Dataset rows
## begin

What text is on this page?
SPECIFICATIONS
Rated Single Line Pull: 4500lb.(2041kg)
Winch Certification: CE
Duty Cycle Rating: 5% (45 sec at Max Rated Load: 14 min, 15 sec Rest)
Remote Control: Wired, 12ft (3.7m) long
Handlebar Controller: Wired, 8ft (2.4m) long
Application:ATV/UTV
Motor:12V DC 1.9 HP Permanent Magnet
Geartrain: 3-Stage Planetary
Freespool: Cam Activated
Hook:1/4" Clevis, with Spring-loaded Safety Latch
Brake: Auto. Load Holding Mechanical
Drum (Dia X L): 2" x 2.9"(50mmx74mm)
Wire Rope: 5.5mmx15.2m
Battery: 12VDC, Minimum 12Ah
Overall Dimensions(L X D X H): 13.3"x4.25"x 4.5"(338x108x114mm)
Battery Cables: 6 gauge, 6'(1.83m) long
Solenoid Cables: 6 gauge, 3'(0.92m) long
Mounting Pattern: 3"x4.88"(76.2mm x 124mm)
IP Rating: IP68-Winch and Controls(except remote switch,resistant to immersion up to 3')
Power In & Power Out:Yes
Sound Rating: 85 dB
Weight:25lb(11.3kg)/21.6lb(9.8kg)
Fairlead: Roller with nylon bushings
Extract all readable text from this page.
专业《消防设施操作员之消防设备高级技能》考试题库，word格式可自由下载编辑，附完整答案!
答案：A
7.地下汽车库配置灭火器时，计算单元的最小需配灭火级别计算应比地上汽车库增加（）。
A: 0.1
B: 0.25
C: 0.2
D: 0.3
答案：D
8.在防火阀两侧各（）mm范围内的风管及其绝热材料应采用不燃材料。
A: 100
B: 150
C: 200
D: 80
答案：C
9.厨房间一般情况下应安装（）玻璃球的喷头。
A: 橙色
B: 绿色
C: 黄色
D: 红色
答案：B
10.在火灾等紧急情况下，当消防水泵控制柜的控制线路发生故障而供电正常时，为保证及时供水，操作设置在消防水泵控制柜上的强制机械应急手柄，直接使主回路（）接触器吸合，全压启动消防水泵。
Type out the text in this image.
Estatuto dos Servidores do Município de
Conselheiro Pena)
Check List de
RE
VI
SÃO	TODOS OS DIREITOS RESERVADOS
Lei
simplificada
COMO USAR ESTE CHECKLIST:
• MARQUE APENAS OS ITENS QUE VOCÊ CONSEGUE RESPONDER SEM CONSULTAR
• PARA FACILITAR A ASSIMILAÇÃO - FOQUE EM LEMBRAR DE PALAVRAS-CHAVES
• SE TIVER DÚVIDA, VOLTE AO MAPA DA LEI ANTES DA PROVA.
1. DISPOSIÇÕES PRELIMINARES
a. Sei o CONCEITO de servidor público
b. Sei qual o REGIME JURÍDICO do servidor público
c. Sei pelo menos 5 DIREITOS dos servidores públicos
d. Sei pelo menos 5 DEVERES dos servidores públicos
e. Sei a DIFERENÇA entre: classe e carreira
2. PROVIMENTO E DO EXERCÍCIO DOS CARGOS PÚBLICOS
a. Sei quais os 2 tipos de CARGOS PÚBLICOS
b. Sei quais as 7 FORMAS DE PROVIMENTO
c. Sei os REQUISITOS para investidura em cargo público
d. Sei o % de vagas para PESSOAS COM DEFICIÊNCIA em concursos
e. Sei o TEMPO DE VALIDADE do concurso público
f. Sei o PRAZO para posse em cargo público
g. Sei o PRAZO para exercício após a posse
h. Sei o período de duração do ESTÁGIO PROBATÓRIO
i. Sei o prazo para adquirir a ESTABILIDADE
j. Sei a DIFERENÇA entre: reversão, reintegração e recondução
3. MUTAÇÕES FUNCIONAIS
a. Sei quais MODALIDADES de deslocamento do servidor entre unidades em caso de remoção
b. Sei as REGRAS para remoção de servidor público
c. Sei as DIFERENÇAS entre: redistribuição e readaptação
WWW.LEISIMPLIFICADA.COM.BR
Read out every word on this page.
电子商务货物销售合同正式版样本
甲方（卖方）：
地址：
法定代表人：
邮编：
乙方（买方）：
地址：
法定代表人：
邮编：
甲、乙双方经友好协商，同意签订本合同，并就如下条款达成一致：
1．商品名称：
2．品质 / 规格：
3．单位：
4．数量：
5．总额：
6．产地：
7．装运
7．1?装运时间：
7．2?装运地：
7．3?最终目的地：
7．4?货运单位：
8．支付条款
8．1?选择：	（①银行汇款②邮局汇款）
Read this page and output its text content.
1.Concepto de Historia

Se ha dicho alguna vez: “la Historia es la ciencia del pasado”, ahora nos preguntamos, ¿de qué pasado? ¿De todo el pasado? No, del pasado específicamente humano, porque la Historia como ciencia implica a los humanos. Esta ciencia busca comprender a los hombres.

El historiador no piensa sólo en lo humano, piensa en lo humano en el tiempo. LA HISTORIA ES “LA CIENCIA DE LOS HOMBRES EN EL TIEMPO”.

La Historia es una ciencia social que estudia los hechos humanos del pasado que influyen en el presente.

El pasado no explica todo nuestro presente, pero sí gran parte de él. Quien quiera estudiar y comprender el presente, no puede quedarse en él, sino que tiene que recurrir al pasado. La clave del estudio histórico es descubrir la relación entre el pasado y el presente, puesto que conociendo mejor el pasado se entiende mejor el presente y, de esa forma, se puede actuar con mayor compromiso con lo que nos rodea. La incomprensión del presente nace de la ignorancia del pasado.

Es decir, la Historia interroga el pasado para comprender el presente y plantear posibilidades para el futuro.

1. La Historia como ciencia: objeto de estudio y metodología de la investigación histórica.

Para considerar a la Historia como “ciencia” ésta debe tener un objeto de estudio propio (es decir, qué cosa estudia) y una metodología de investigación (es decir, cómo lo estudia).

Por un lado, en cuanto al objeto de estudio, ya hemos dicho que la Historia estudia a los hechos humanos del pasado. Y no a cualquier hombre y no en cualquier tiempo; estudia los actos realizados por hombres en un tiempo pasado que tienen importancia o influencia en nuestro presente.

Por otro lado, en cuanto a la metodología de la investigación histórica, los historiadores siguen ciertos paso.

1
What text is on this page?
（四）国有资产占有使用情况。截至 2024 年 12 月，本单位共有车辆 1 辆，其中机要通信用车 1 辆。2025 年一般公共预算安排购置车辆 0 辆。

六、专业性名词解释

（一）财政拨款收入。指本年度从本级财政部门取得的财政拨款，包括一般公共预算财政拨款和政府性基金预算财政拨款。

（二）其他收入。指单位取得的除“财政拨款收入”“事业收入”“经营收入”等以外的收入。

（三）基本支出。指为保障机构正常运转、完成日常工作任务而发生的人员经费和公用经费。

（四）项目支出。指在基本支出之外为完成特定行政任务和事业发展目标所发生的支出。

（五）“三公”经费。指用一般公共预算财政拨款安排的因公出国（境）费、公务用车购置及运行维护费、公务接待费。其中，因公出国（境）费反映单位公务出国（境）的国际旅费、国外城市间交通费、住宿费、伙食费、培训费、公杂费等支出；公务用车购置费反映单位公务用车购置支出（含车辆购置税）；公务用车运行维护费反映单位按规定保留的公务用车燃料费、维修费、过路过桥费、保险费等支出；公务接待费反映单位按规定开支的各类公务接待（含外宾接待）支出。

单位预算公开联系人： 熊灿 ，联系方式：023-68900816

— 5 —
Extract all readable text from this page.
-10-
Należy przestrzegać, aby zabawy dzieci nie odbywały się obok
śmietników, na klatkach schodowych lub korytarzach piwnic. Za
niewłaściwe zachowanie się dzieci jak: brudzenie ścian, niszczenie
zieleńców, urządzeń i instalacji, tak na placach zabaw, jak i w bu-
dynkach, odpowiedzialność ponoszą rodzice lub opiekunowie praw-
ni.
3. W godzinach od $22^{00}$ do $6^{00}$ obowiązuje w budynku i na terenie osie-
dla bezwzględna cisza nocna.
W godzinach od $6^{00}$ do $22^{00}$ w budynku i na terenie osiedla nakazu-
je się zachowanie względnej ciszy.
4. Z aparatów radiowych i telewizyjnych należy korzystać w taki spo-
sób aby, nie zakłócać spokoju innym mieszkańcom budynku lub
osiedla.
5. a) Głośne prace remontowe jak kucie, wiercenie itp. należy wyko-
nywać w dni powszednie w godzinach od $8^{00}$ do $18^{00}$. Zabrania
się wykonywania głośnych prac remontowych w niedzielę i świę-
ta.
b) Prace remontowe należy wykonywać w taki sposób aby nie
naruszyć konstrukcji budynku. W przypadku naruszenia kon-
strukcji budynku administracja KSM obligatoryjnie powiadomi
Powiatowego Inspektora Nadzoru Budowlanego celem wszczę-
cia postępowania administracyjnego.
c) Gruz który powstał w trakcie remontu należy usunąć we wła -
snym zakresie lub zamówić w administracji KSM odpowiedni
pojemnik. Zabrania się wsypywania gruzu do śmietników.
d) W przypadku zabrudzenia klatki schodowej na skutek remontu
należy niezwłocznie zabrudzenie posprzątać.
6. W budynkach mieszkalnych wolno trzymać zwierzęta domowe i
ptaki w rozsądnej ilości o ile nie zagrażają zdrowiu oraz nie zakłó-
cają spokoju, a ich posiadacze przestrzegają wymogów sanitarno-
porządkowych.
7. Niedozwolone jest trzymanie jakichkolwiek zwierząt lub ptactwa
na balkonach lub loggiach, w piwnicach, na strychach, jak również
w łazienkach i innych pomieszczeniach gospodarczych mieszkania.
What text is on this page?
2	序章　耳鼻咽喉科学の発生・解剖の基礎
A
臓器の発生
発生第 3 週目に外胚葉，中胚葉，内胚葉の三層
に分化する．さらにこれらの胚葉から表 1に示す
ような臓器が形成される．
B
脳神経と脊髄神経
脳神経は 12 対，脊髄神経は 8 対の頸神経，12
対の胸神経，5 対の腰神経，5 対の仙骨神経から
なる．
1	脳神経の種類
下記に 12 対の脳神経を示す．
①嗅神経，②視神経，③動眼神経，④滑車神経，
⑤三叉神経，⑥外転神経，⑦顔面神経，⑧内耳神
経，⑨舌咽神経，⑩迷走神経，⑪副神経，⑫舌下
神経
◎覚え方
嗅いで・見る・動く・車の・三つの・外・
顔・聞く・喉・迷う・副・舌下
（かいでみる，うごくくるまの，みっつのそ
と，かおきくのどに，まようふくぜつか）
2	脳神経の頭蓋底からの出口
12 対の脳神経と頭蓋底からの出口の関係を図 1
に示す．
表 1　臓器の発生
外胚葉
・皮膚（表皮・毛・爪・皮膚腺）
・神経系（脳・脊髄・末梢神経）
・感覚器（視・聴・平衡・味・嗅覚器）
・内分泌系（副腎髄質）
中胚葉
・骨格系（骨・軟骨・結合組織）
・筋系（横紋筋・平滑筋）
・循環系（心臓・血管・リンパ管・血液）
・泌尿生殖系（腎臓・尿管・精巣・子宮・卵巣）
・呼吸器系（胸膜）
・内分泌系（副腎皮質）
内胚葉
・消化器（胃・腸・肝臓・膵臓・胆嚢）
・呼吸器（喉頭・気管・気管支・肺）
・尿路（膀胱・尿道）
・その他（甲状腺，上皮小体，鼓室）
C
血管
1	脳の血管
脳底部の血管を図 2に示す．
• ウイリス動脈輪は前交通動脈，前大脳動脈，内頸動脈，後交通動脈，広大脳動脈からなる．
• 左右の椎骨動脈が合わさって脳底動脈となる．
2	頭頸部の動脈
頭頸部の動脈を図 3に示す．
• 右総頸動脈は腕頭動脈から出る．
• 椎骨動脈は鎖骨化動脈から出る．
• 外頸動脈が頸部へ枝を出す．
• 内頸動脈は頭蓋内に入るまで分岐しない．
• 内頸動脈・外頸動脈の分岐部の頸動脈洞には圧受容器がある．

## end

### JOB
Return each line of the data that contains the string "PROVIMENTO".

### ANSWER TO THIS PROBLEM
2. PROVIMENTO E DO EXERCÍCIO DOS CARGOS PÚBLICOS
b. Sei quais as 7 FORMAS DE PROVIMENTO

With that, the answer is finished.